### SHORT EXERCISE:
Pull out the items below word for word, starting at the line that contains "Patent image size: (1089, 854)." and ending at the line that contains "The integral retention mechanism 368".

### MATERIAL SUPPLIED:
==================================================
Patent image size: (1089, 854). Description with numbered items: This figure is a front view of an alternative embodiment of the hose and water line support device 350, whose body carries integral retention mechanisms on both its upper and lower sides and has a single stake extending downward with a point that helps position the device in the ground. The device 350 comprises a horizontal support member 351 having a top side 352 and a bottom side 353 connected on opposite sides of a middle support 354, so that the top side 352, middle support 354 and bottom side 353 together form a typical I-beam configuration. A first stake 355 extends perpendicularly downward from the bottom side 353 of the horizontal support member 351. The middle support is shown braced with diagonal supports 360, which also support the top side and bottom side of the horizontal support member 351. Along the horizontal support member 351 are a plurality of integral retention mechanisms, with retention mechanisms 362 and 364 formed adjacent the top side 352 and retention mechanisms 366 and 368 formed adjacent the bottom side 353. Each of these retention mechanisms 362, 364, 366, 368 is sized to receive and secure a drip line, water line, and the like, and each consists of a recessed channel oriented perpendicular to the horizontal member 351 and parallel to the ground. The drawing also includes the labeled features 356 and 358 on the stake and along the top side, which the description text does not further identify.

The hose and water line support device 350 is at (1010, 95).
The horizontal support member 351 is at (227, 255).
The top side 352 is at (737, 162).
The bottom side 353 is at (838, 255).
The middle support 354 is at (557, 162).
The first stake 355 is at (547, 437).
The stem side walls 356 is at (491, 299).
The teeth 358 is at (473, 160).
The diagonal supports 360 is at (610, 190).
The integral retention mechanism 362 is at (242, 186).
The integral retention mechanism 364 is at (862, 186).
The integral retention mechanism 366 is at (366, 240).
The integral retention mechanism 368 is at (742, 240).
==================================================
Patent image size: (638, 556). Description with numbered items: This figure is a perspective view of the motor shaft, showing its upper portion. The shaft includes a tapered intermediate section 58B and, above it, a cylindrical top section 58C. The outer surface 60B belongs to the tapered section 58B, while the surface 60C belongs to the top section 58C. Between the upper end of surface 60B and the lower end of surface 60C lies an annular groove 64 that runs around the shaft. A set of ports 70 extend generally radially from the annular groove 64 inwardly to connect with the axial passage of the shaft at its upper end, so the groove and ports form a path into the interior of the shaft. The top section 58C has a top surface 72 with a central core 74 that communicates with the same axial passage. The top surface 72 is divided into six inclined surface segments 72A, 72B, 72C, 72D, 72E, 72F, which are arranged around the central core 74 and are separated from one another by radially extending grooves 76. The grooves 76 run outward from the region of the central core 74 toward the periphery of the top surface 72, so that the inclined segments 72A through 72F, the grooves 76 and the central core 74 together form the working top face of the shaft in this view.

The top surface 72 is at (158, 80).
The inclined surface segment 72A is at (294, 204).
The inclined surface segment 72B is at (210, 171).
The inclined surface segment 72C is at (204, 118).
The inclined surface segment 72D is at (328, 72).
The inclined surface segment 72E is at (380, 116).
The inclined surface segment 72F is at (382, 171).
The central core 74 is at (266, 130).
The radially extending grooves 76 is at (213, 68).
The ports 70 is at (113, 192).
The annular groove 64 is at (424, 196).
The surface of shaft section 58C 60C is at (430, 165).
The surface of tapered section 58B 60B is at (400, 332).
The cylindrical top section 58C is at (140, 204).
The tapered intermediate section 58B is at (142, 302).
==================================================
### EXPECTED ANSWER:
Patent image size: (1089, 854). Description with numbered items: This figure is a front view of an alternative embodiment of the hose and water line support device 350, whose body carries integral retention mechanisms on both its upper and lower sides and has a single stake extending downward with a point that helps position the device in the ground. The device 350 comprises a horizontal support member 351 having a top side 352 and a bottom side 353 connected on opposite sides of a middle support 354, so that the top side 352, middle support 354 and bottom side 353 together form a typical I-beam configuration. A first stake 355 extends perpendicularly downward from the bottom side 353 of the horizontal support member 351. The middle support is shown braced with diagonal supports 360, which also support the top side and bottom side of the horizontal support member 351. Along the horizontal support member 351 are a plurality of integral retention mechanisms, with retention mechanisms 362 and 364 formed adjacent the top side 352 and retention mechanisms 366 and 368 formed adjacent the bottom side 353. Each of these retention mechanisms 362, 364, 366, 368 is sized to receive and secure a drip line, water line, and the like, and each consists of a recessed channel oriented perpendicular to the horizontal member 351 and parallel to the ground. The drawing also includes the labeled features 356 and 358 on the stake and along the top side, which the description text does not further identify.

The hose and water line support device 350 is at (1010, 95).
The horizontal support member 351 is at (227, 255).
The top side 352 is at (737, 162).
The bottom side 353 is at (838, 255).
The middle support 354 is at (557, 162).
The first stake 355 is at (547, 437).
The stem side walls 356 is at (491, 299).
The teeth 358 is at (473, 160).
The diagonal supports 360 is at (610, 190).
The integral retention mechanism 362 is at (242, 186).
The integral retention mechanism 364 is at (862, 186).
The integral retention mechanism 366 is at (366, 240).
The integral retention mechanism 368 is at (742, 240).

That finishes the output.